Directive 1: In the article below on the Biden administration's plans for the Palestinian Authority, condense the paragraph beginning "In February, the Palestinian Prime Minister" into a bulleted list that keeps its main facts.
=-=-=
Home of Lisa's Top Ten, the daily email that brings you the world.
The first task of the day

Sign Up for Lisa's Top Ten


Biden Plans to Support the Palestinian Authority, Ignoring Corruption Warnings and Hamas

The Biden administration wants to shape the final settlement of the Israel-Hamas war to give a “revamped” Palestinian Authority control of Gaza.

The Biden administration’s plans for post-war Gaza center on boosting the Palestinian Authority (PA), which currently controls significant portions of the West Bank and is ruled by the Fatah party, to take control over the coastal strip despite consistent corruption warnings and poor governance.

Not long after the October 7 terrorist attack against Israel by Hamas—Fatah’s rival—President Biden’s high-ranking foreign policy officials began laying the groundwork to support developing the PA to become the governing power in both Gaza and the West Bank following the war.

“Ultimately, governance of the West Bank and Gaza needs to be connected. And it needs to be connected under a revamped and revitalized Palestinian Authority," National Security Advisor Jake Sullivan said during a visit to Israel in December. “That's something that requires intensive consultations with the Palestinians first, as well as with the Israeli government. But it will require reform, it will require an updating of how the Palestinian Authority approaches governance,” he explained.

Secretary of State Antony Blinken later echoed this in early January, when he called on Israel to help establish a “practical pathway” to a Palestinian state.

In February, the Palestinian Prime Minister Mohammad Shtayyeh resigned, opening the way for Mahmoud Abbas to choose his replacement. Abbas chose Mohammad Mustafa, who formed a new cabinet on Thursday and immediately called for a ceasefire in the Israel-Hamas war. Mustafa was reportedly selected by Abbas to implement some of the reforms called for by the United States.

Though the Biden administration’s public rhetoric vaguely acknowledges that the PA has work to do before it is ready to take the reins in governing a united Palestinian territory, corruption concerns about the Palestinian leadership have endured for decades, raising questions about the prudence and feasibility of relying on Fatah to govern, even under new leadership.

The Biden administration has also moved forward with this policy in the face of Israeli objections. In February, top Israeli ministers in Prime Minister Benjamin Netanyahu’s cabinet splashed cold water on the idea. “We will in no way agree to this plan, which says Palestinians deserve a prize for the terrible massacre they carried out against us: a Palestinian state with Jerusalem as its capital," Finance Minister Bezalel Smotrich said, according to Reuters.

“I think it is appalling that the Biden Administration is planning to take these steps without the consent of the Israeli government,” the former Chief of Staff of the National Security Council under the Trump Administration, Fred Fleitz told Just the News.

He explained that Israel “will not agree to a permanent peace deal until Palestinians are de-radicalized,” especially post-Oct. 7.

Fleitz also said the “Palestinian Authority is notoriously corrupt,” telling Just the News that money provided to the PA by the United States through the United Nations has been funneled to Hamas in the past.
=-=-=
Directive 2: Retype the stretch of the records from their start through the line containing "text-line: — Значит, Бланка", including both ends.

Available records:
=-=-=
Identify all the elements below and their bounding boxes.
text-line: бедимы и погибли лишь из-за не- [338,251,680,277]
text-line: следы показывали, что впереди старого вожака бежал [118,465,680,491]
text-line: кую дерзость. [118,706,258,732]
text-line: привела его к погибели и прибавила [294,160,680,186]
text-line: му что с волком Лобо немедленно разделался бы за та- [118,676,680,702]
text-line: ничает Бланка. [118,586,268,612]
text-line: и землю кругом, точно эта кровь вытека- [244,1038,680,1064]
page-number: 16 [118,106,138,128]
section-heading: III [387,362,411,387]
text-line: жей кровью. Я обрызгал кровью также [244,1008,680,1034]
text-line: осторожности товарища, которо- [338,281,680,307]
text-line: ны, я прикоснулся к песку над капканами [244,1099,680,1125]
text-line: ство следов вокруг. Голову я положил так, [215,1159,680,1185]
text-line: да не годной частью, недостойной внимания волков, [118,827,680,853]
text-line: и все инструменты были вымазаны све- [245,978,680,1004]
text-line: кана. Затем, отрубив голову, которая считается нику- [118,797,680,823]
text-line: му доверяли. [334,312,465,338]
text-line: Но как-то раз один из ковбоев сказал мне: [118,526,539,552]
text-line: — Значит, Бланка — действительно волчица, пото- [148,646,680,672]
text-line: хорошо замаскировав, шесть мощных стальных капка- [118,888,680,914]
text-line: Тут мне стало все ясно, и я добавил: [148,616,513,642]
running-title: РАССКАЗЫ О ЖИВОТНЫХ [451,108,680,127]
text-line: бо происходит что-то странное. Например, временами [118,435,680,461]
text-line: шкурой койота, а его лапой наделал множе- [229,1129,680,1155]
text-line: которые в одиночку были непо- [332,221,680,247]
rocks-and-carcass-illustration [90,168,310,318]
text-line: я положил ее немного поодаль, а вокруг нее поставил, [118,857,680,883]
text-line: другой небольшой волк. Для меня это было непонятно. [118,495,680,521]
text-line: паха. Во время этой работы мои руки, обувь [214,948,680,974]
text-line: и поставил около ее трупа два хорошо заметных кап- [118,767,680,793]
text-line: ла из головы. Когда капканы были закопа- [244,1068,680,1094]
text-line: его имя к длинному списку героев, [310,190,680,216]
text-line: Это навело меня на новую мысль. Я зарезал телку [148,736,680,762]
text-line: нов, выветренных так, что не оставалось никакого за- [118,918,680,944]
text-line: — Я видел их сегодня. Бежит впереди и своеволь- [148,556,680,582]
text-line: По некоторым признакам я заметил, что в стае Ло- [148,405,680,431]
=-=-=
Task result 1:
- In February, Palestinian Prime Minister Mohammad Shtayyeh resigned, letting Mahmoud Abbas pick a successor.
- Abbas chose Mohammad Mustafa, reportedly to carry out some reforms the United States had called for.
- On Thursday, Mustafa formed a new cabinet and immediately called for a ceasefire in the Israel-Hamas war.

Task result 2:
Identify all the elements below and their bounding boxes.
text-line: бедимы и погибли лишь из-за не- [338,251,680,277]
text-line: следы показывали, что впереди старого вожака бежал [118,465,680,491]
text-line: кую дерзость. [118,706,258,732]
text-line: привела его к погибели и прибавила [294,160,680,186]
text-line: му что с волком Лобо немедленно разделался бы за та- [118,676,680,702]
text-line: ничает Бланка. [118,586,268,612]
text-line: и землю кругом, точно эта кровь вытека- [244,1038,680,1064]
page-number: 16 [118,106,138,128]
section-heading: III [387,362,411,387]
text-line: жей кровью. Я обрызгал кровью также [244,1008,680,1034]
text-line: осторожности товарища, которо- [338,281,680,307]
text-line: ны, я прикоснулся к песку над капканами [244,1099,680,1125]
text-line: ство следов вокруг. Голову я положил так, [215,1159,680,1185]
text-line: да не годной частью, недостойной внимания волков, [118,827,680,853]
text-line: и все инструменты были вымазаны све- [245,978,680,1004]
text-line: кана. Затем, отрубив голову, которая считается нику- [118,797,680,823]
text-line: му доверяли. [334,312,465,338]
text-line: Но как-то раз один из ковбоев сказал мне: [118,526,539,552]
text-line: — Значит, Бланка — действительно волчица, пото- [148,646,680,672]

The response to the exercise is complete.